§ **Written problem**
Reproduce the lines below word for word, leaving out the pictures.

§ **Input rows**
************

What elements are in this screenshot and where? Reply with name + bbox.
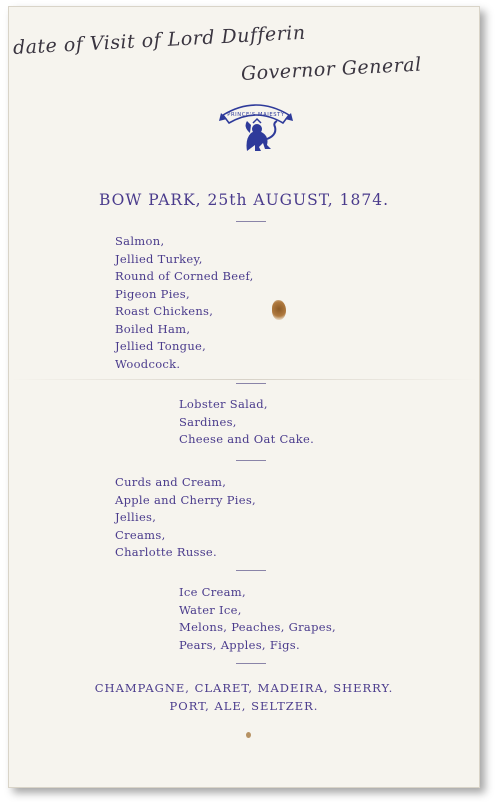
crest-motto: PRINCE'S MAJESTY [227,112,285,118]
menu-item: Curds and Cream, [115,475,227,489]
divider [236,221,266,222]
fold-line [9,379,479,380]
course-3-list [115,474,256,562]
crest-icon [217,99,295,155]
stain-dot [246,732,251,738]
menu-item: Melons, Peaches, Grapes, [179,620,337,634]
divider [236,460,266,461]
menu-item: Jellied Turkey, [115,251,203,266]
handwritten-note-line2: Governor General [240,53,423,85]
menu-item: Jellied Tongue, [115,339,207,353]
menu-item: Woodcock. [115,356,181,371]
menu-item: Boiled Ham, [115,321,191,336]
menu-item: Water Ice, [179,602,242,617]
course-1-list [115,233,254,373]
divider [236,383,266,384]
menu-item: Pears, Apples, Figs. [179,637,300,652]
course-2-list [179,396,314,449]
menu-item: Cheese and Oat Cake. [179,432,315,446]
menu-item: Jellies, [115,510,157,524]
course-4-list [179,584,336,654]
menu-item: Apple and Cherry Pies, [115,492,256,507]
menu-item: Charlotte Russe. [115,545,217,559]
menu-card [8,6,480,788]
menu-item: Round of Corned Beef, [115,269,254,283]
handwritten-note-line1: date of Visit of Lord Dufferin [12,21,307,59]
menu-item: Ice Cream, [179,585,246,599]
drinks-line-2: PORT, ALE, SELTZER. [169,699,319,713]
menu-item: Roast Chickens, [115,304,214,318]
divider [236,663,266,664]
menu-item: Lobster Salad, [179,397,268,411]
menu-item: Salmon, [115,234,165,248]
menu-item: Sardines, [179,414,237,429]
stain-mark [272,300,286,320]
menu-item: Pigeon Pies, [115,286,190,301]
divider [236,570,266,571]
menu-title: BOW PARK, 25th AUGUST, 1874. [98,191,390,209]
menu-item: Creams, [115,527,166,542]
drinks-line-1: CHAMPAGNE, CLARET, MADEIRA, SHERRY. [94,681,394,695]
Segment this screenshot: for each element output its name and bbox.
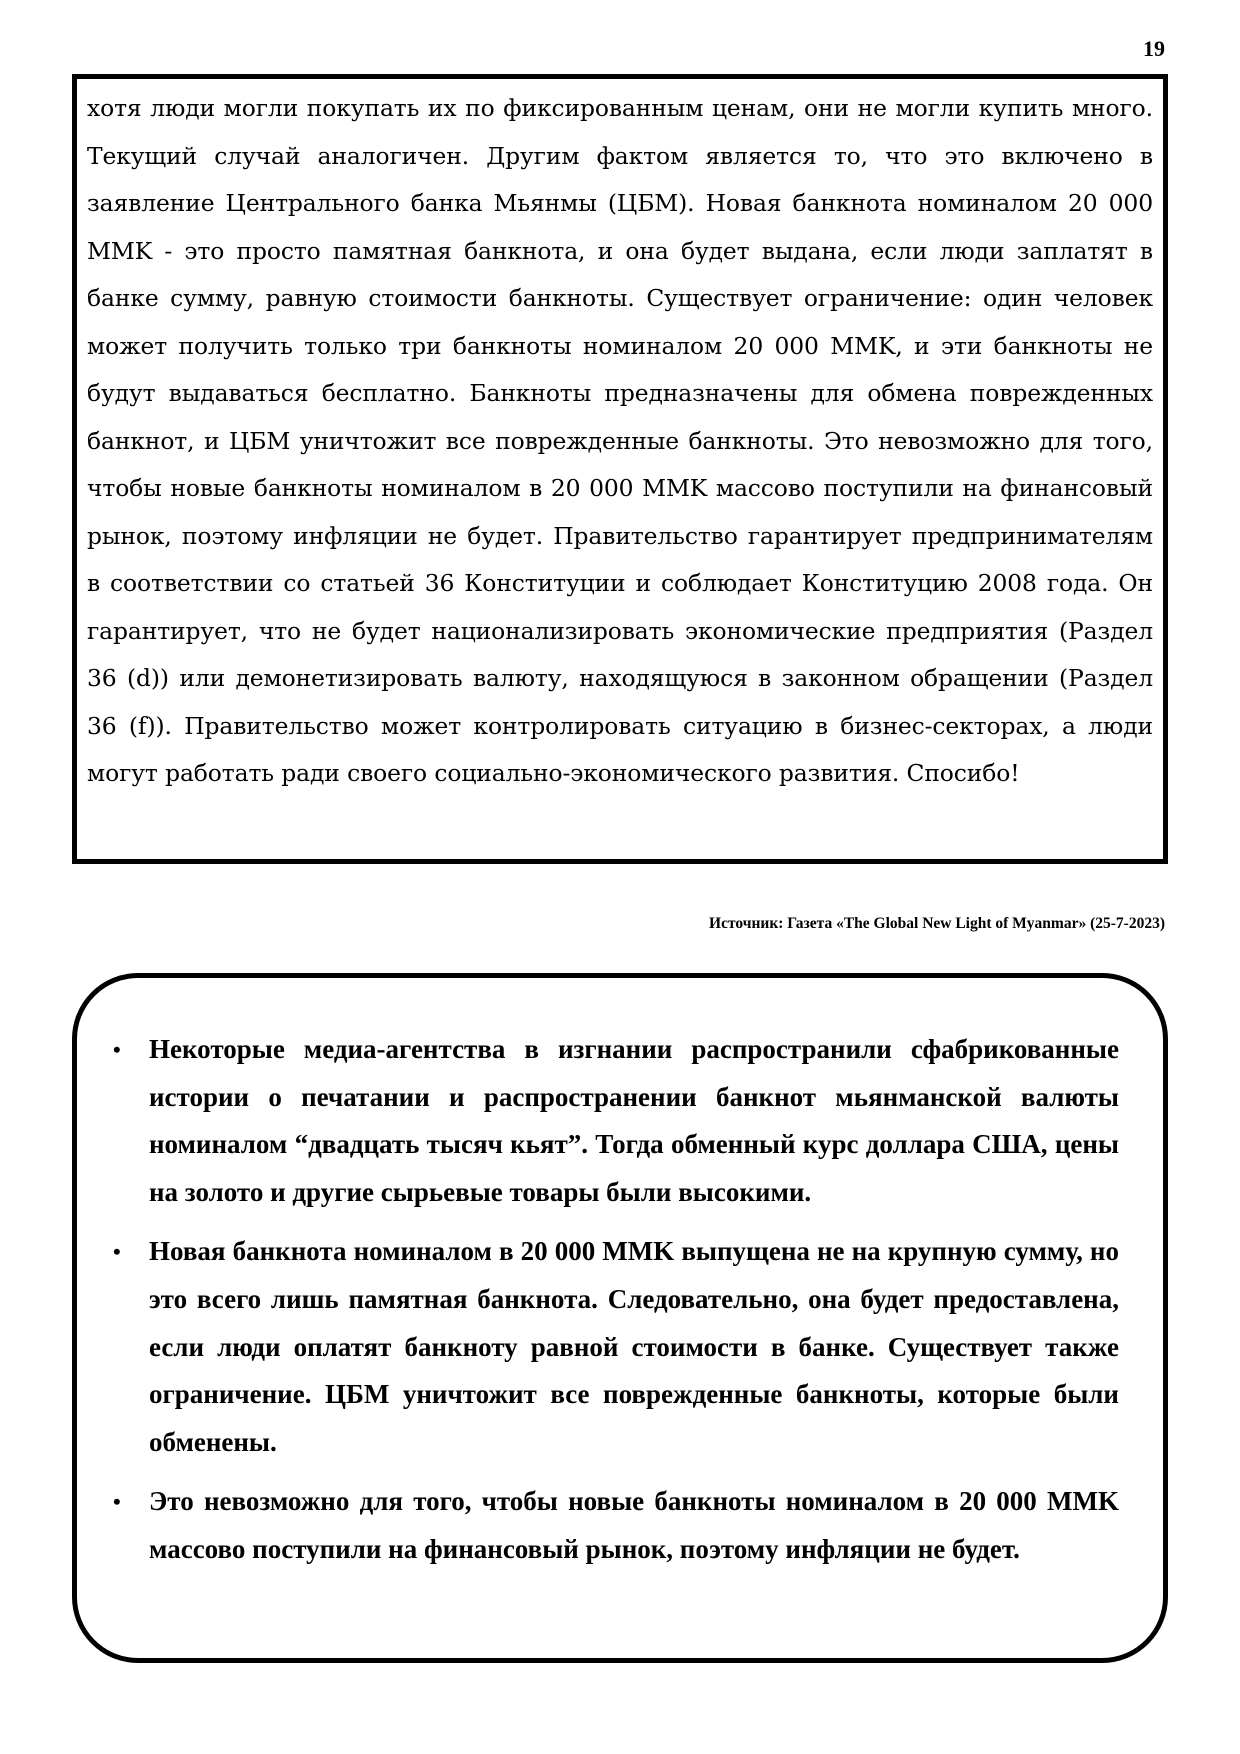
summary-item-text: Это невозможно для того, чтобы новые банкноты номиналом в 20 000 MMK массово поступили на финансовый рынок, поэтому инфляции не будет.: [149, 1486, 1119, 1564]
bullet-icon: •: [113, 1037, 121, 1062]
page-number: 19: [1143, 36, 1165, 61]
article-text: хотя люди могли покупать их по фиксированным ценам, они не могли купить много. Текущий случай аналогичен. Другим фактом является то, что это включено в заявление Центрального банка Мьянмы (ЦБМ). Новая банкнота номиналом 20 000 MMK - это просто памятная банкнота, и она будет выдана, если люди заплатят в банке сумму, равную стоимости банкноты. Существует ограничение: один человек может получить только три банкноты номиналом 20 000 MMK, и эти банкноты не будут выдаваться бесплатно. Банкноты предназначены для обмена поврежденных банкнот, и ЦБМ уничтожит все поврежденные банкноты. Это невозможно для того, чтобы новые банкноты номиналом в 20 000 MMK массово поступили на финансовый рынок, поэтому инфляции не будет. Правительство гарантирует предпринимателям в соответствии со статьей 36 Конституции и соблюдает Конституцию 2008 года. Он гарантирует, что не будет национализировать экономические предприятия (Раздел 36 (d)) или демонетизировать валюту, находящуюся в законном обращении (Раздел 36 (f)). Правительство может контролировать ситуацию в бизнес-секторах, а люди могут работать ради своего социально-экономического развития. Спосибо!: [87, 94, 1153, 787]
summary-item-text: Некоторые медиа-агентства в изгнании распространили сфабрикованные истории о печатании и распространении банкнот мьянманской валюты номиналом “двадцать тысяч кьят”. Тогда обменный курс доллара США, цены на золото и другие сырьевые товары были высокими.: [149, 1034, 1119, 1207]
summary-list: [107, 1026, 1119, 1574]
summary-item-text: Новая банкнота номиналом в 20 000 MMK выпущена не на крупную сумму, но это всего лишь памятная банкнота. Следовательно, она будет предоставлена, если люди оплатят банкноту равной стоимости в банке. Существует также ограничение. ЦБМ уничтожит все поврежденные банкноты, которые были обменены.: [149, 1236, 1119, 1457]
bullet-icon: •: [113, 1489, 121, 1515]
bullet-icon: •: [113, 1239, 121, 1265]
source-citation: Источник: Газета «The Global New Light of Myanmar» (25-7-2023): [709, 915, 1165, 932]
summary-item: [107, 1228, 1119, 1466]
summary-item: [107, 1478, 1119, 1573]
summary-item: [107, 1026, 1119, 1216]
summary-box: [72, 973, 1168, 1663]
article-box: [72, 74, 1168, 864]
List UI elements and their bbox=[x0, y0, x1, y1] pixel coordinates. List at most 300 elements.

************

§ **Response to the task**
What elements are in this screenshot and where? Reply with name + bbox.
crest-motto: PRINCE'S MAJESTY [227,112,285,118]
menu-item: Curds and Cream, [115,475,227,489]
divider [236,221,266,222]
fold-line [9,379,479,380]
course-3-list [115,474,256,562]
crest-icon [217,99,295,155]
stain-dot [246,732,251,738]
menu-item: Melons, Peaches, Grapes, [179,620,337,634]
divider [236,460,266,461]
menu-item: Jellied Turkey, [115,251,203,266]
handwritten-note-line2: Governor General [240,53,423,85]
menu-item: Jellied Tongue, [115,339,207,353]
menu-item: Woodcock. [115,356,181,371]
menu-item: Boiled Ham, [115,321,191,336]
menu-item: Water Ice, [179,602,242,617]
course-1-list [115,233,254,373]
divider [236,383,266,384]
menu-item: Pears, Apples, Figs. [179,637,300,652]
course-2-list [179,396,314,449]
menu-item: Cheese and Oat Cake. [179,432,315,446]
menu-item: Jellies, [115,510,157,524]
course-4-list [179,584,336,654]
menu-item: Apple and Cherry Pies, [115,492,256,507]
menu-item: Charlotte Russe. [115,545,217,559]
menu-card [8,6,480,788]
menu-item: Round of Corned Beef, [115,269,254,283]
handwritten-note-line1: date of Visit of Lord Dufferin [12,21,307,59]
menu-item: Ice Cream, [179,585,246,599]
drinks-line-2: PORT, ALE, SELTZER. [169,699,319,713]
menu-item: Roast Chickens, [115,304,214,318]
divider [236,663,266,664]
menu-item: Lobster Salad, [179,397,268,411]
menu-item: Salmon, [115,234,165,248]
menu-item: Sardines, [179,414,237,429]
stain-mark [272,300,286,320]
menu-item: Pigeon Pies, [115,286,190,301]
divider [236,570,266,571]
menu-title: BOW PARK, 25th AUGUST, 1874. [98,191,390,209]
menu-item: Creams, [115,527,166,542]
drinks-line-1: CHAMPAGNE, CLARET, MADEIRA, SHERRY. [94,681,394,695]
Segment this screenshot: for each element output its name and bbox.
summary-item-text: Это невозможно для того, чтобы новые банкноты номиналом в 20 000 MMK массово поступили на финансовый рынок, поэтому инфляции не будет.: [149, 1486, 1119, 1564]
bullet-icon: •: [113, 1037, 121, 1062]
page-number: 19: [1143, 36, 1165, 61]
article-text: хотя люди могли покупать их по фиксированным ценам, они не могли купить много. Текущий случай аналогичен. Другим фактом является то, что это включено в заявление Центрального банка Мьянмы (ЦБМ). Новая банкнота номиналом 20 000 MMK - это просто памятная банкнота, и она будет выдана, если люди заплатят в банке сумму, равную стоимости банкноты. Существует ограничение: один человек может получить только три банкноты номиналом 20 000 MMK, и эти банкноты не будут выдаваться бесплатно. Банкноты предназначены для обмена поврежденных банкнот, и ЦБМ уничтожит все поврежденные банкноты. Это невозможно для того, чтобы новые банкноты номиналом в 20 000 MMK массово поступили на финансовый рынок, поэтому инфляции не будет. Правительство гарантирует предпринимателям в соответствии со статьей 36 Конституции и соблюдает Конституцию 2008 года. Он гарантирует, что не будет национализировать экономические предприятия (Раздел 36 (d)) или демонетизировать валюту, находящуюся в законном обращении (Раздел 36 (f)). Правительство может контролировать ситуацию в бизнес-секторах, а люди могут работать ради своего социально-экономического развития. Спосибо!: [87, 94, 1153, 787]
summary-item-text: Некоторые медиа-агентства в изгнании распространили сфабрикованные истории о печатании и распространении банкнот мьянманской валюты номиналом “двадцать тысяч кьят”. Тогда обменный курс доллара США, цены на золото и другие сырьевые товары были высокими.: [149, 1034, 1119, 1207]
summary-list: [107, 1026, 1119, 1574]
summary-item-text: Новая банкнота номиналом в 20 000 MMK выпущена не на крупную сумму, но это всего лишь памятная банкнота. Следовательно, она будет предоставлена, если люди оплатят банкноту равной стоимости в банке. Существует также ограничение. ЦБМ уничтожит все поврежденные банкноты, которые были обменены.: [149, 1236, 1119, 1457]
bullet-icon: •: [113, 1489, 121, 1515]
bullet-icon: •: [113, 1239, 121, 1265]
source-citation: Источник: Газета «The Global New Light of Myanmar» (25-7-2023): [709, 915, 1165, 932]
summary-item: [107, 1228, 1119, 1466]
summary-item: [107, 1478, 1119, 1573]
summary-item: [107, 1026, 1119, 1216]
summary-box: [72, 973, 1168, 1663]
article-box: [72, 74, 1168, 864]
List UI elements and their bbox=[x0, y0, x1, y1] pixel coordinates. List at most 300 elements.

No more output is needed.